* START Records provided *
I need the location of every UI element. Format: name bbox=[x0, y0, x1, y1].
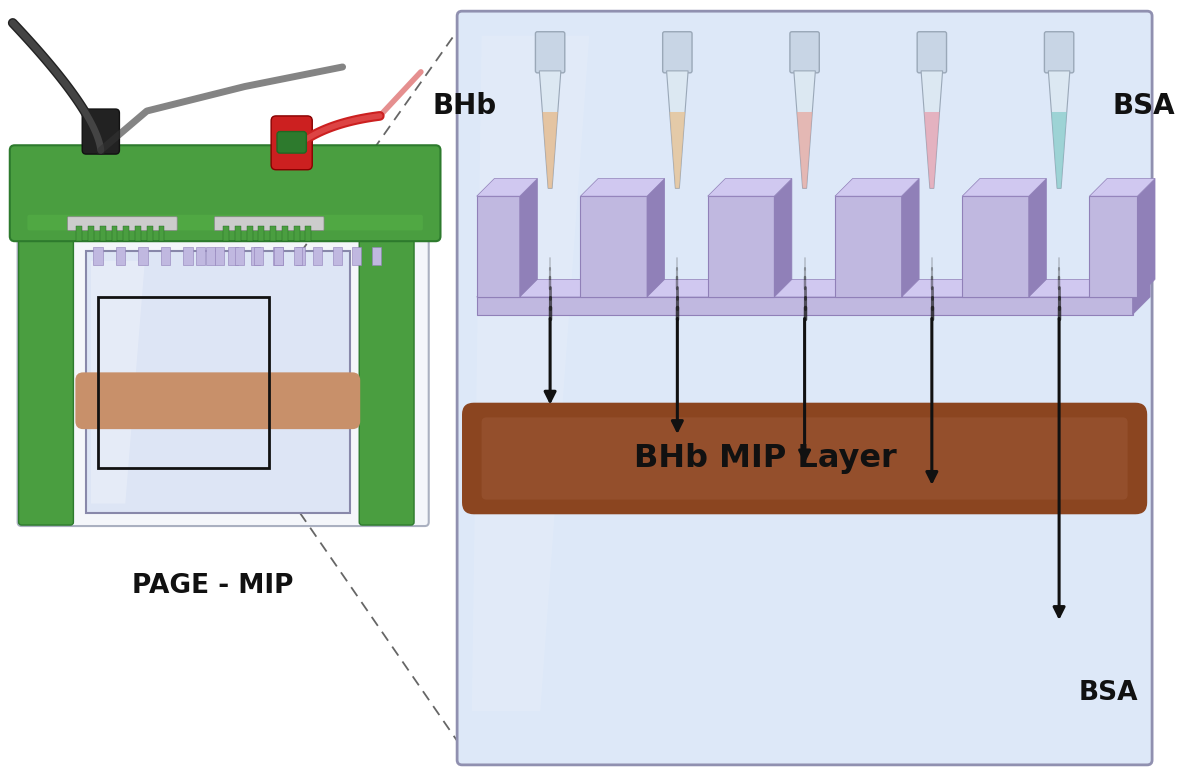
FancyBboxPatch shape bbox=[663, 32, 691, 73]
Polygon shape bbox=[962, 179, 1046, 196]
FancyBboxPatch shape bbox=[9, 145, 441, 241]
Bar bbox=[708, 196, 774, 297]
Bar bbox=[99, 226, 105, 241]
Text: PAGE - MIP: PAGE - MIP bbox=[131, 573, 293, 599]
Bar bbox=[476, 196, 520, 297]
Bar bbox=[580, 196, 647, 297]
Bar bbox=[89, 226, 93, 241]
Polygon shape bbox=[472, 36, 590, 711]
Bar bbox=[247, 226, 253, 241]
Bar bbox=[273, 247, 282, 265]
Bar bbox=[147, 226, 152, 241]
Bar bbox=[135, 226, 141, 241]
Polygon shape bbox=[1028, 179, 1046, 297]
Polygon shape bbox=[667, 71, 688, 188]
Bar bbox=[111, 226, 117, 241]
Bar bbox=[296, 247, 305, 265]
FancyBboxPatch shape bbox=[277, 131, 306, 153]
Bar bbox=[271, 226, 277, 241]
Bar bbox=[77, 226, 83, 241]
Bar bbox=[183, 247, 193, 265]
Text: BSA: BSA bbox=[1079, 681, 1138, 706]
Bar bbox=[281, 226, 287, 241]
Bar bbox=[123, 226, 129, 241]
Text: BHb MIP Layer: BHb MIP Layer bbox=[634, 443, 897, 474]
Bar bbox=[235, 247, 243, 265]
Polygon shape bbox=[774, 179, 792, 297]
Text: BSA: BSA bbox=[1113, 92, 1176, 120]
Bar bbox=[196, 247, 204, 265]
FancyBboxPatch shape bbox=[359, 230, 414, 525]
Bar bbox=[215, 247, 225, 265]
Polygon shape bbox=[1052, 112, 1067, 188]
Polygon shape bbox=[708, 179, 792, 196]
Polygon shape bbox=[1132, 279, 1150, 314]
Polygon shape bbox=[921, 71, 942, 188]
Bar bbox=[161, 247, 170, 265]
Polygon shape bbox=[520, 179, 538, 297]
Polygon shape bbox=[902, 179, 920, 297]
Bar bbox=[313, 247, 322, 265]
Bar bbox=[293, 226, 299, 241]
Bar bbox=[93, 247, 103, 265]
Bar bbox=[962, 196, 1028, 297]
FancyBboxPatch shape bbox=[917, 32, 947, 73]
Bar bbox=[228, 247, 238, 265]
FancyBboxPatch shape bbox=[457, 11, 1152, 765]
FancyBboxPatch shape bbox=[67, 217, 177, 230]
FancyBboxPatch shape bbox=[790, 32, 819, 73]
FancyBboxPatch shape bbox=[76, 373, 361, 429]
FancyBboxPatch shape bbox=[18, 230, 429, 526]
FancyBboxPatch shape bbox=[83, 109, 119, 154]
Polygon shape bbox=[670, 112, 686, 188]
Bar bbox=[352, 247, 362, 265]
Polygon shape bbox=[580, 179, 664, 196]
Polygon shape bbox=[794, 71, 816, 188]
Bar bbox=[305, 226, 311, 241]
Polygon shape bbox=[1048, 71, 1070, 188]
Polygon shape bbox=[543, 112, 558, 188]
Polygon shape bbox=[834, 179, 920, 196]
Bar bbox=[251, 247, 260, 265]
Bar bbox=[293, 247, 303, 265]
Polygon shape bbox=[476, 279, 1150, 297]
Bar bbox=[116, 247, 125, 265]
Polygon shape bbox=[1090, 179, 1155, 196]
Bar bbox=[333, 247, 342, 265]
Bar bbox=[235, 226, 241, 241]
Bar bbox=[98, 297, 269, 468]
Polygon shape bbox=[476, 179, 538, 196]
FancyBboxPatch shape bbox=[27, 215, 423, 230]
FancyBboxPatch shape bbox=[271, 116, 312, 170]
Polygon shape bbox=[1137, 179, 1155, 297]
Bar bbox=[259, 226, 265, 241]
Bar bbox=[158, 226, 164, 241]
Bar bbox=[1090, 196, 1137, 297]
Polygon shape bbox=[924, 112, 940, 188]
FancyBboxPatch shape bbox=[86, 251, 350, 513]
FancyBboxPatch shape bbox=[19, 230, 73, 525]
Bar bbox=[274, 247, 282, 265]
FancyBboxPatch shape bbox=[535, 32, 565, 73]
Polygon shape bbox=[647, 179, 664, 297]
Polygon shape bbox=[797, 112, 812, 188]
Bar bbox=[254, 247, 264, 265]
Text: BHb: BHb bbox=[433, 92, 496, 120]
FancyBboxPatch shape bbox=[214, 217, 324, 230]
Bar bbox=[834, 196, 902, 297]
Polygon shape bbox=[91, 261, 145, 503]
Bar bbox=[223, 226, 229, 241]
FancyBboxPatch shape bbox=[481, 417, 1128, 499]
Bar bbox=[372, 247, 381, 265]
FancyBboxPatch shape bbox=[462, 403, 1148, 514]
FancyBboxPatch shape bbox=[1045, 32, 1073, 73]
Bar bbox=[206, 247, 215, 265]
Polygon shape bbox=[539, 71, 561, 188]
Bar bbox=[476, 297, 1132, 314]
Bar bbox=[138, 247, 148, 265]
* END Records provided *
Rewrite all of the lines above, replacing "Polygon shape" with "Polygon outline" wherever it occurs and leaving everything else unchanged. Omit the pictures from your answer.

I need the location of every UI element. Format: name bbox=[x0, y0, x1, y1].
FancyBboxPatch shape bbox=[663, 32, 691, 73]
Polygon outline bbox=[962, 179, 1046, 196]
FancyBboxPatch shape bbox=[9, 145, 441, 241]
Bar bbox=[708, 196, 774, 297]
Bar bbox=[99, 226, 105, 241]
Text: PAGE - MIP: PAGE - MIP bbox=[131, 573, 293, 599]
Bar bbox=[476, 196, 520, 297]
Bar bbox=[580, 196, 647, 297]
Bar bbox=[89, 226, 93, 241]
Polygon outline bbox=[472, 36, 590, 711]
Bar bbox=[247, 226, 253, 241]
Bar bbox=[273, 247, 282, 265]
Bar bbox=[147, 226, 152, 241]
Bar bbox=[135, 226, 141, 241]
Polygon outline bbox=[1028, 179, 1046, 297]
Polygon outline bbox=[667, 71, 688, 188]
Bar bbox=[111, 226, 117, 241]
Bar bbox=[296, 247, 305, 265]
FancyBboxPatch shape bbox=[277, 131, 306, 153]
Bar bbox=[271, 226, 277, 241]
Bar bbox=[77, 226, 83, 241]
Bar bbox=[183, 247, 193, 265]
Text: BSA: BSA bbox=[1079, 681, 1138, 706]
Bar bbox=[281, 226, 287, 241]
Bar bbox=[123, 226, 129, 241]
Text: BHb MIP Layer: BHb MIP Layer bbox=[634, 443, 897, 474]
Bar bbox=[235, 247, 243, 265]
Polygon outline bbox=[774, 179, 792, 297]
Text: BSA: BSA bbox=[1113, 92, 1176, 120]
Bar bbox=[196, 247, 204, 265]
FancyBboxPatch shape bbox=[359, 230, 414, 525]
Bar bbox=[215, 247, 225, 265]
Polygon outline bbox=[1052, 112, 1067, 188]
Polygon outline bbox=[708, 179, 792, 196]
Polygon outline bbox=[1132, 279, 1150, 314]
Polygon outline bbox=[921, 71, 942, 188]
Bar bbox=[161, 247, 170, 265]
Polygon outline bbox=[520, 179, 538, 297]
Polygon outline bbox=[902, 179, 920, 297]
Bar bbox=[313, 247, 322, 265]
Bar bbox=[293, 226, 299, 241]
Bar bbox=[93, 247, 103, 265]
Bar bbox=[962, 196, 1028, 297]
FancyBboxPatch shape bbox=[917, 32, 947, 73]
Bar bbox=[228, 247, 238, 265]
FancyBboxPatch shape bbox=[457, 11, 1152, 765]
FancyBboxPatch shape bbox=[67, 217, 177, 230]
FancyBboxPatch shape bbox=[790, 32, 819, 73]
FancyBboxPatch shape bbox=[76, 373, 361, 429]
FancyBboxPatch shape bbox=[18, 230, 429, 526]
FancyBboxPatch shape bbox=[83, 109, 119, 154]
Polygon outline bbox=[670, 112, 686, 188]
Bar bbox=[352, 247, 362, 265]
Polygon outline bbox=[580, 179, 664, 196]
Polygon outline bbox=[794, 71, 816, 188]
Bar bbox=[305, 226, 311, 241]
Polygon outline bbox=[1048, 71, 1070, 188]
Polygon outline bbox=[543, 112, 558, 188]
Polygon outline bbox=[834, 179, 920, 196]
Bar bbox=[251, 247, 260, 265]
Bar bbox=[293, 247, 303, 265]
Polygon outline bbox=[476, 279, 1150, 297]
Bar bbox=[116, 247, 125, 265]
Polygon outline bbox=[1090, 179, 1155, 196]
Bar bbox=[333, 247, 342, 265]
Bar bbox=[235, 226, 241, 241]
Bar bbox=[98, 297, 269, 468]
Polygon outline bbox=[476, 179, 538, 196]
FancyBboxPatch shape bbox=[27, 215, 423, 230]
FancyBboxPatch shape bbox=[271, 116, 312, 170]
Polygon outline bbox=[1137, 179, 1155, 297]
Bar bbox=[259, 226, 265, 241]
Bar bbox=[158, 226, 164, 241]
Bar bbox=[1090, 196, 1137, 297]
Polygon outline bbox=[924, 112, 940, 188]
FancyBboxPatch shape bbox=[86, 251, 350, 513]
FancyBboxPatch shape bbox=[19, 230, 73, 525]
Bar bbox=[274, 247, 282, 265]
FancyBboxPatch shape bbox=[535, 32, 565, 73]
Polygon outline bbox=[647, 179, 664, 297]
Polygon outline bbox=[797, 112, 812, 188]
Bar bbox=[254, 247, 264, 265]
Text: BHb: BHb bbox=[433, 92, 496, 120]
FancyBboxPatch shape bbox=[214, 217, 324, 230]
Bar bbox=[834, 196, 902, 297]
Polygon outline bbox=[91, 261, 145, 503]
Bar bbox=[223, 226, 229, 241]
FancyBboxPatch shape bbox=[481, 417, 1128, 499]
Bar bbox=[372, 247, 381, 265]
FancyBboxPatch shape bbox=[462, 403, 1148, 514]
FancyBboxPatch shape bbox=[1045, 32, 1073, 73]
Bar bbox=[206, 247, 215, 265]
Polygon outline bbox=[539, 71, 561, 188]
Bar bbox=[476, 297, 1132, 314]
Bar bbox=[138, 247, 148, 265]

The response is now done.